Set exercise: Count how many lines of the material below have the word "JSON" and give only the number.

Data:
<<<<

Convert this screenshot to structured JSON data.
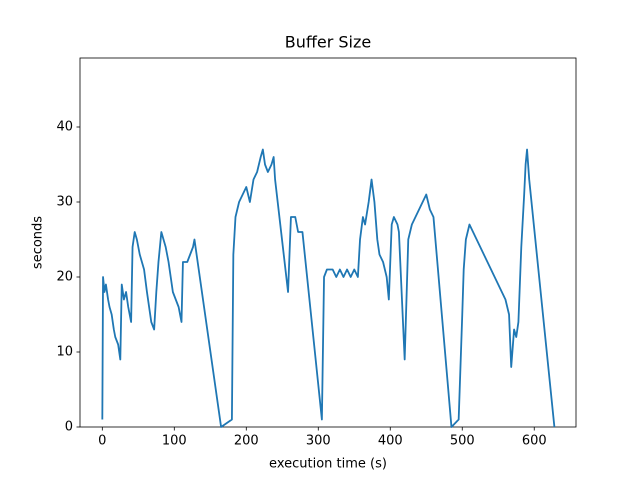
{
  "chart_data": {
    "type": "line",
    "title": "Buffer Size",
    "x_label": "execution time (s)",
    "y_label": "seconds",
    "x": [
      0,
      1,
      3,
      5,
      8,
      10,
      13,
      16,
      18,
      22,
      25,
      27,
      30,
      33,
      36,
      38,
      40,
      42,
      45,
      48,
      52,
      55,
      58,
      62,
      65,
      68,
      72,
      75,
      78,
      82,
      85,
      88,
      92,
      95,
      98,
      102,
      106,
      110,
      112,
      118,
      122,
      126,
      128,
      165,
      180,
      182,
      185,
      190,
      195,
      200,
      205,
      210,
      215,
      220,
      223,
      226,
      230,
      235,
      238,
      240,
      258,
      262,
      268,
      272,
      278,
      305,
      308,
      312,
      320,
      325,
      330,
      335,
      340,
      345,
      350,
      355,
      358,
      362,
      365,
      370,
      374,
      378,
      382,
      385,
      390,
      395,
      398,
      402,
      405,
      410,
      412,
      420,
      425,
      430,
      435,
      440,
      445,
      450,
      455,
      460,
      485,
      495,
      500,
      502,
      505,
      510,
      515,
      520,
      525,
      530,
      535,
      540,
      545,
      550,
      555,
      560,
      565,
      568,
      572,
      575,
      578,
      582,
      586,
      588,
      590,
      593,
      628
    ],
    "values": [
      1,
      20,
      18,
      19,
      17,
      16,
      15,
      13,
      12,
      11,
      9,
      19,
      17,
      18,
      16,
      15,
      14,
      24,
      26,
      25,
      23,
      22,
      21,
      18,
      16,
      14,
      13,
      18,
      22,
      26,
      25,
      24,
      22,
      20,
      18,
      17,
      16,
      14,
      22,
      22,
      23,
      24,
      25,
      0,
      1,
      23,
      28,
      30,
      31,
      32,
      30,
      33,
      34,
      36,
      37,
      35,
      34,
      35,
      36,
      33,
      18,
      28,
      28,
      26,
      26,
      1,
      20,
      21,
      21,
      20,
      21,
      20,
      21,
      20,
      21,
      20,
      25,
      28,
      27,
      30,
      33,
      30,
      25,
      23,
      22,
      20,
      17,
      27,
      28,
      27,
      26,
      9,
      25,
      27,
      28,
      29,
      30,
      31,
      29,
      28,
      0,
      1,
      15,
      21,
      25,
      27,
      26,
      25,
      24,
      23,
      22,
      21,
      20,
      19,
      18,
      17,
      15,
      8,
      13,
      12,
      14,
      24,
      31,
      35,
      37,
      33,
      0
    ],
    "color": "#1f77b4",
    "xlim": [
      -31,
      658
    ],
    "ylim": [
      0,
      49.2
    ],
    "xticks": [
      0,
      100,
      200,
      300,
      400,
      500,
      600
    ],
    "yticks": [
      0,
      10,
      20,
      30,
      40
    ]
  }
}
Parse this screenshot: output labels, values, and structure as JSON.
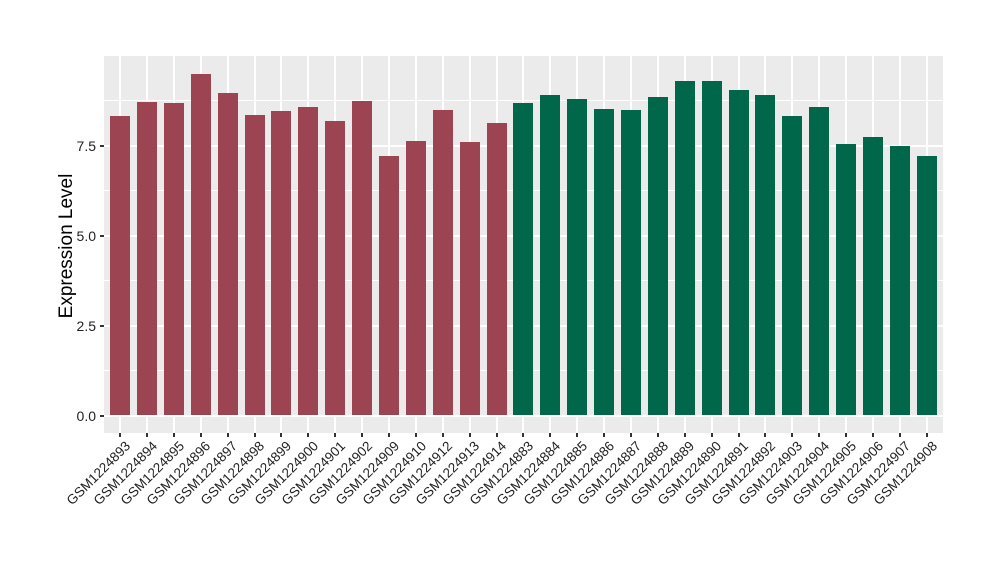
{
  "chart_data": {
    "type": "bar",
    "title": "",
    "xlabel": "",
    "ylabel": "Expression Level",
    "ylim": [
      0,
      10
    ],
    "grid": "on",
    "legend_position": "none",
    "panel_background": "#EBEBEB",
    "gridline_color": "#FFFFFF",
    "yticks": [
      {
        "value": 0,
        "label": "0.0"
      },
      {
        "value": 2.5,
        "label": "2.5"
      },
      {
        "value": 5,
        "label": "5.0"
      },
      {
        "value": 7.5,
        "label": "7.5"
      }
    ],
    "minor_gridlines": [
      1.25,
      3.75,
      6.25,
      8.75
    ],
    "group_colors": {
      "maroon": "#9C4452",
      "green": "#01674A"
    },
    "bars": [
      {
        "label": "GSM1224893",
        "value": 8.32,
        "group": "maroon"
      },
      {
        "label": "GSM1224894",
        "value": 8.71,
        "group": "maroon"
      },
      {
        "label": "GSM1224895",
        "value": 8.67,
        "group": "maroon"
      },
      {
        "label": "GSM1224896",
        "value": 9.49,
        "group": "maroon"
      },
      {
        "label": "GSM1224897",
        "value": 8.97,
        "group": "maroon"
      },
      {
        "label": "GSM1224898",
        "value": 8.34,
        "group": "maroon"
      },
      {
        "label": "GSM1224899",
        "value": 8.47,
        "group": "maroon"
      },
      {
        "label": "GSM1224900",
        "value": 8.57,
        "group": "maroon"
      },
      {
        "label": "GSM1224901",
        "value": 8.18,
        "group": "maroon"
      },
      {
        "label": "GSM1224902",
        "value": 8.74,
        "group": "maroon"
      },
      {
        "label": "GSM1224909",
        "value": 7.2,
        "group": "maroon"
      },
      {
        "label": "GSM1224910",
        "value": 7.63,
        "group": "maroon"
      },
      {
        "label": "GSM1224912",
        "value": 8.48,
        "group": "maroon"
      },
      {
        "label": "GSM1224913",
        "value": 7.59,
        "group": "maroon"
      },
      {
        "label": "GSM1224914",
        "value": 8.13,
        "group": "maroon"
      },
      {
        "label": "GSM1224883",
        "value": 8.68,
        "group": "green"
      },
      {
        "label": "GSM1224884",
        "value": 8.9,
        "group": "green"
      },
      {
        "label": "GSM1224885",
        "value": 8.78,
        "group": "green"
      },
      {
        "label": "GSM1224886",
        "value": 8.51,
        "group": "green"
      },
      {
        "label": "GSM1224887",
        "value": 8.49,
        "group": "green"
      },
      {
        "label": "GSM1224888",
        "value": 8.84,
        "group": "green"
      },
      {
        "label": "GSM1224889",
        "value": 9.29,
        "group": "green"
      },
      {
        "label": "GSM1224890",
        "value": 9.3,
        "group": "green"
      },
      {
        "label": "GSM1224891",
        "value": 9.04,
        "group": "green"
      },
      {
        "label": "GSM1224892",
        "value": 8.9,
        "group": "green"
      },
      {
        "label": "GSM1224903",
        "value": 8.32,
        "group": "green"
      },
      {
        "label": "GSM1224904",
        "value": 8.56,
        "group": "green"
      },
      {
        "label": "GSM1224905",
        "value": 7.53,
        "group": "green"
      },
      {
        "label": "GSM1224906",
        "value": 7.73,
        "group": "green"
      },
      {
        "label": "GSM1224907",
        "value": 7.49,
        "group": "green"
      },
      {
        "label": "GSM1224908",
        "value": 7.21,
        "group": "green"
      }
    ]
  }
}
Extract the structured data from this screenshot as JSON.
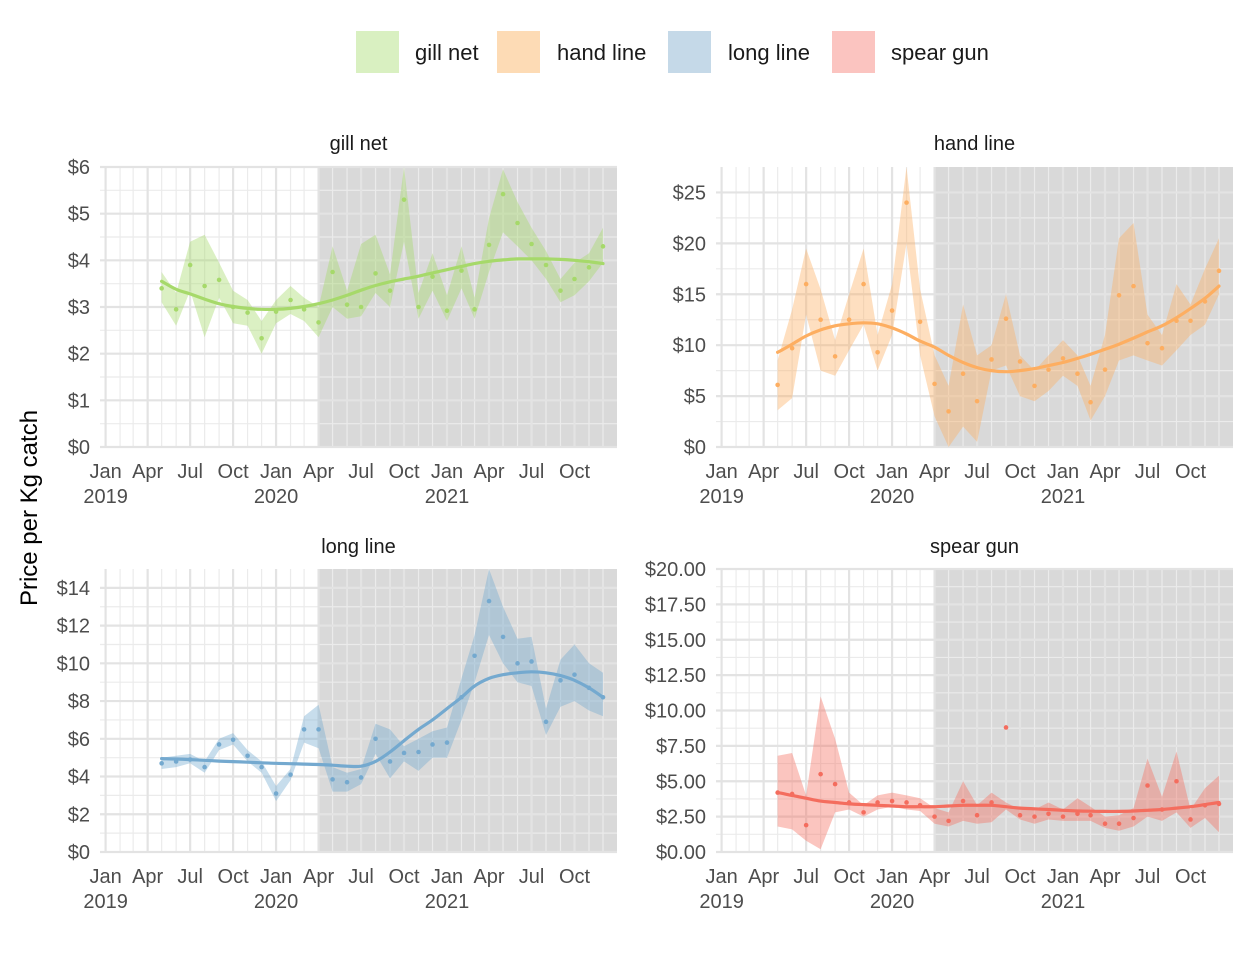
{
  "chart_data": {
    "type": "line",
    "ylabel": "Price per Kg catch",
    "xlabel": "",
    "legend": {
      "position": "top",
      "entries": [
        {
          "name": "gill net",
          "color": "#d9f0c1"
        },
        {
          "name": "hand line",
          "color": "#fddbb5"
        },
        {
          "name": "long line",
          "color": "#c5d9e8"
        },
        {
          "name": "spear gun",
          "color": "#fbc4c0"
        }
      ]
    },
    "x_ticks": [
      {
        "date": "2019-01-01",
        "label": [
          "Jan",
          "2019"
        ]
      },
      {
        "date": "2019-04-01",
        "label": [
          "Apr"
        ]
      },
      {
        "date": "2019-07-01",
        "label": [
          "Jul"
        ]
      },
      {
        "date": "2019-10-01",
        "label": [
          "Oct"
        ]
      },
      {
        "date": "2020-01-01",
        "label": [
          "Jan",
          "2020"
        ]
      },
      {
        "date": "2020-04-01",
        "label": [
          "Apr"
        ]
      },
      {
        "date": "2020-07-01",
        "label": [
          "Jul"
        ]
      },
      {
        "date": "2020-10-01",
        "label": [
          "Oct"
        ]
      },
      {
        "date": "2021-01-01",
        "label": [
          "Jan",
          "2021"
        ]
      },
      {
        "date": "2021-04-01",
        "label": [
          "Apr"
        ]
      },
      {
        "date": "2021-07-01",
        "label": [
          "Jul"
        ]
      },
      {
        "date": "2021-10-01",
        "label": [
          "Oct"
        ]
      }
    ],
    "x_range": [
      "2018-12-20",
      "2021-12-31"
    ],
    "shaded_period": {
      "start": "2020-04-01",
      "end": "2021-12-31"
    },
    "grid": true,
    "facets": [
      {
        "title": "gill net",
        "line_color": "#a6d96a",
        "fill_color": "#a6d96a",
        "ylim": [
          0,
          6
        ],
        "y_ticks": [
          0,
          1,
          2,
          3,
          4,
          5,
          6
        ],
        "y_tick_labels": [
          "$0",
          "$1",
          "$2",
          "$3",
          "$4",
          "$5",
          "$6"
        ],
        "dates": [
          "2019-05-01",
          "2019-06-01",
          "2019-07-01",
          "2019-08-01",
          "2019-09-01",
          "2019-10-01",
          "2019-11-01",
          "2019-12-01",
          "2020-01-01",
          "2020-02-01",
          "2020-03-01",
          "2020-04-01",
          "2020-05-01",
          "2020-06-01",
          "2020-07-01",
          "2020-08-01",
          "2020-09-01",
          "2020-10-01",
          "2020-11-01",
          "2020-12-01",
          "2021-01-01",
          "2021-02-01",
          "2021-03-01",
          "2021-04-01",
          "2021-05-01",
          "2021-06-01",
          "2021-07-01",
          "2021-08-01",
          "2021-09-01",
          "2021-10-01",
          "2021-11-01",
          "2021-12-01"
        ],
        "values": [
          3.4,
          2.95,
          3.9,
          3.45,
          3.58,
          3.0,
          2.88,
          2.33,
          2.9,
          3.15,
          2.95,
          2.67,
          3.75,
          3.05,
          3.0,
          3.72,
          3.35,
          5.3,
          3.0,
          3.65,
          2.92,
          3.78,
          2.95,
          4.33,
          5.42,
          4.8,
          4.35,
          3.9,
          3.35,
          3.6,
          3.85,
          4.3
        ],
        "lower": [
          3.1,
          2.6,
          3.35,
          2.35,
          3.2,
          2.65,
          2.6,
          2.0,
          2.65,
          2.85,
          2.7,
          2.35,
          3.0,
          2.75,
          2.8,
          3.3,
          3.0,
          4.4,
          2.75,
          3.35,
          2.7,
          3.4,
          2.75,
          3.75,
          4.6,
          4.3,
          4.0,
          3.6,
          3.1,
          3.25,
          3.55,
          3.95
        ],
        "upper": [
          3.75,
          3.3,
          4.4,
          4.55,
          3.95,
          3.35,
          3.15,
          2.7,
          3.15,
          3.45,
          3.2,
          3.0,
          4.3,
          3.35,
          4.35,
          4.55,
          3.7,
          6.0,
          3.3,
          4.15,
          3.25,
          4.3,
          3.2,
          4.9,
          5.95,
          5.25,
          4.7,
          4.2,
          3.6,
          3.95,
          4.15,
          4.7
        ],
        "smooth": [
          3.55,
          3.38,
          3.28,
          3.17,
          3.07,
          3.01,
          2.97,
          2.95,
          2.95,
          2.97,
          3.01,
          3.07,
          3.15,
          3.25,
          3.36,
          3.46,
          3.54,
          3.6,
          3.66,
          3.73,
          3.8,
          3.87,
          3.93,
          3.98,
          4.01,
          4.03,
          4.03,
          4.03,
          4.02,
          4.0,
          3.97,
          3.93
        ]
      },
      {
        "title": "hand line",
        "line_color": "#fdae61",
        "fill_color": "#fdae61",
        "ylim": [
          0,
          27.5
        ],
        "y_ticks": [
          0,
          5,
          10,
          15,
          20,
          25
        ],
        "y_tick_labels": [
          "$0",
          "$5",
          "$10",
          "$15",
          "$20",
          "$25"
        ],
        "dates": [
          "2019-05-01",
          "2019-06-01",
          "2019-07-01",
          "2019-08-01",
          "2019-09-01",
          "2019-10-01",
          "2019-11-01",
          "2019-12-01",
          "2020-01-01",
          "2020-02-01",
          "2020-03-01",
          "2020-04-01",
          "2020-05-01",
          "2020-06-01",
          "2020-07-01",
          "2020-08-01",
          "2020-09-01",
          "2020-10-01",
          "2020-11-01",
          "2020-12-01",
          "2021-01-01",
          "2021-02-01",
          "2021-03-01",
          "2021-04-01",
          "2021-05-01",
          "2021-06-01",
          "2021-07-01",
          "2021-08-01",
          "2021-09-01",
          "2021-10-01",
          "2021-11-01",
          "2021-12-01"
        ],
        "values": [
          6.1,
          9.7,
          16.0,
          12.5,
          8.9,
          12.5,
          16.0,
          9.3,
          13.4,
          24.0,
          12.3,
          6.2,
          3.5,
          7.2,
          4.5,
          8.6,
          12.6,
          8.4,
          6.0,
          7.6,
          8.7,
          7.2,
          4.4,
          7.6,
          14.9,
          15.8,
          10.2,
          9.7,
          12.4,
          12.4,
          14.3,
          17.3
        ],
        "lower": [
          3.6,
          4.8,
          13.0,
          7.5,
          7.0,
          9.5,
          12.0,
          7.5,
          11.0,
          20.0,
          9.0,
          3.0,
          0.0,
          2.0,
          0.5,
          7.5,
          8.0,
          5.0,
          4.5,
          5.5,
          7.0,
          6.0,
          2.6,
          5.0,
          8.5,
          9.0,
          8.5,
          8.0,
          9.5,
          11.0,
          12.0,
          15.0
        ],
        "upper": [
          8.5,
          13.5,
          19.5,
          15.5,
          10.5,
          15.0,
          19.5,
          11.0,
          16.0,
          27.5,
          15.5,
          9.0,
          6.0,
          14.0,
          9.0,
          10.0,
          15.0,
          9.0,
          7.5,
          9.0,
          10.5,
          9.0,
          6.0,
          11.0,
          20.5,
          22.0,
          13.0,
          11.0,
          16.0,
          14.0,
          17.5,
          20.5
        ],
        "smooth": [
          9.3,
          10.1,
          10.9,
          11.5,
          11.9,
          12.1,
          12.2,
          12.1,
          11.7,
          11.1,
          10.4,
          9.8,
          9.0,
          8.3,
          7.8,
          7.5,
          7.4,
          7.5,
          7.7,
          8.0,
          8.3,
          8.7,
          9.1,
          9.6,
          10.1,
          10.7,
          11.3,
          11.9,
          12.7,
          13.6,
          14.6,
          15.8
        ]
      },
      {
        "title": "long line",
        "line_color": "#74a9cf",
        "fill_color": "#74a9cf",
        "ylim": [
          0,
          15
        ],
        "y_ticks": [
          0,
          2,
          4,
          6,
          8,
          10,
          12,
          14
        ],
        "y_tick_labels": [
          "$0",
          "$2",
          "$4",
          "$6",
          "$8",
          "$10",
          "$12",
          "$14"
        ],
        "dates": [
          "2019-05-01",
          "2019-06-01",
          "2019-07-01",
          "2019-08-01",
          "2019-09-01",
          "2019-10-01",
          "2019-11-01",
          "2019-12-01",
          "2020-01-01",
          "2020-02-01",
          "2020-03-01",
          "2020-04-01",
          "2020-05-01",
          "2020-06-01",
          "2020-07-01",
          "2020-08-01",
          "2020-09-01",
          "2020-10-01",
          "2020-11-01",
          "2020-12-01",
          "2021-01-01",
          "2021-02-01",
          "2021-03-01",
          "2021-04-01",
          "2021-05-01",
          "2021-06-01",
          "2021-07-01",
          "2021-08-01",
          "2021-09-01",
          "2021-10-01",
          "2021-11-01",
          "2021-12-01"
        ],
        "values": [
          4.7,
          4.8,
          4.9,
          4.5,
          5.7,
          5.95,
          5.1,
          4.5,
          3.1,
          4.1,
          6.5,
          6.5,
          3.85,
          3.7,
          3.95,
          6.0,
          4.8,
          5.25,
          5.3,
          5.7,
          5.8,
          8.2,
          10.4,
          13.3,
          11.4,
          10.0,
          10.1,
          6.9,
          9.1,
          9.4,
          8.7,
          8.2
        ],
        "lower": [
          4.4,
          4.5,
          4.7,
          4.2,
          5.4,
          5.7,
          4.8,
          4.2,
          2.7,
          3.8,
          5.8,
          5.5,
          3.2,
          3.2,
          3.6,
          5.2,
          3.9,
          4.8,
          4.3,
          5.0,
          5.0,
          7.0,
          9.0,
          11.5,
          10.0,
          9.0,
          8.8,
          6.2,
          7.7,
          8.0,
          7.5,
          7.2
        ],
        "upper": [
          5.0,
          5.1,
          5.2,
          4.8,
          6.0,
          6.3,
          5.4,
          4.8,
          3.5,
          4.4,
          7.2,
          7.8,
          4.5,
          4.2,
          4.4,
          6.8,
          6.5,
          5.6,
          6.0,
          6.4,
          6.6,
          9.2,
          11.5,
          15.0,
          13.0,
          11.3,
          11.4,
          7.6,
          10.2,
          11.0,
          10.0,
          9.5
        ],
        "smooth": [
          4.95,
          4.93,
          4.9,
          4.86,
          4.82,
          4.79,
          4.76,
          4.73,
          4.7,
          4.68,
          4.66,
          4.64,
          4.6,
          4.55,
          4.55,
          4.8,
          5.3,
          5.9,
          6.5,
          7.0,
          7.6,
          8.2,
          8.8,
          9.2,
          9.4,
          9.5,
          9.55,
          9.5,
          9.35,
          9.1,
          8.7,
          8.2
        ]
      },
      {
        "title": "spear gun",
        "line_color": "#f46d5e",
        "fill_color": "#f46d5e",
        "ylim": [
          0,
          20
        ],
        "y_ticks": [
          0,
          2.5,
          5,
          7.5,
          10,
          12.5,
          15,
          17.5,
          20
        ],
        "y_tick_labels": [
          "$0.00",
          "$2.50",
          "$5.00",
          "$7.50",
          "$10.00",
          "$12.50",
          "$15.00",
          "$17.50",
          "$20.00"
        ],
        "dates": [
          "2019-05-01",
          "2019-06-01",
          "2019-07-01",
          "2019-08-01",
          "2019-09-01",
          "2019-10-01",
          "2019-11-01",
          "2019-12-01",
          "2020-01-01",
          "2020-02-01",
          "2020-03-01",
          "2020-04-01",
          "2020-05-01",
          "2020-06-01",
          "2020-07-01",
          "2020-08-01",
          "2020-09-01",
          "2020-10-01",
          "2020-11-01",
          "2020-12-01",
          "2021-01-01",
          "2021-02-01",
          "2021-03-01",
          "2021-04-01",
          "2021-05-01",
          "2021-06-01",
          "2021-07-01",
          "2021-08-01",
          "2021-09-01",
          "2021-10-01",
          "2021-11-01",
          "2021-12-01"
        ],
        "values": [
          4.2,
          4.1,
          1.9,
          5.5,
          4.8,
          3.5,
          2.8,
          3.5,
          3.6,
          3.5,
          3.3,
          2.5,
          2.2,
          3.6,
          2.6,
          3.5,
          8.8,
          2.6,
          2.5,
          2.7,
          2.5,
          2.7,
          2.6,
          2.0,
          2.0,
          2.4,
          4.7,
          3.0,
          5.0,
          2.3,
          3.3,
          3.4
        ],
        "lower": [
          1.8,
          1.6,
          0.8,
          0.2,
          2.8,
          3.0,
          2.5,
          3.0,
          3.2,
          3.0,
          2.9,
          2.0,
          1.8,
          2.2,
          2.0,
          2.1,
          3.0,
          2.3,
          2.0,
          2.3,
          2.2,
          2.2,
          2.2,
          1.7,
          1.5,
          1.8,
          2.5,
          2.2,
          2.8,
          1.7,
          2.4,
          1.4
        ],
        "upper": [
          6.8,
          7.0,
          4.0,
          11.0,
          8.0,
          4.2,
          3.3,
          4.0,
          4.2,
          4.0,
          3.8,
          3.1,
          2.8,
          5.0,
          3.3,
          4.2,
          3.5,
          3.0,
          3.0,
          3.5,
          3.0,
          3.8,
          3.2,
          2.5,
          2.6,
          3.1,
          6.6,
          3.9,
          7.1,
          3.0,
          4.5,
          5.4
        ],
        "smooth": [
          4.2,
          4.0,
          3.8,
          3.6,
          3.5,
          3.4,
          3.35,
          3.3,
          3.25,
          3.2,
          3.2,
          3.2,
          3.25,
          3.3,
          3.3,
          3.3,
          3.2,
          3.1,
          3.05,
          3.0,
          2.95,
          2.9,
          2.88,
          2.87,
          2.87,
          2.9,
          2.95,
          3.0,
          3.1,
          3.2,
          3.35,
          3.5
        ]
      }
    ]
  }
}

>>>>

Exercise output: 3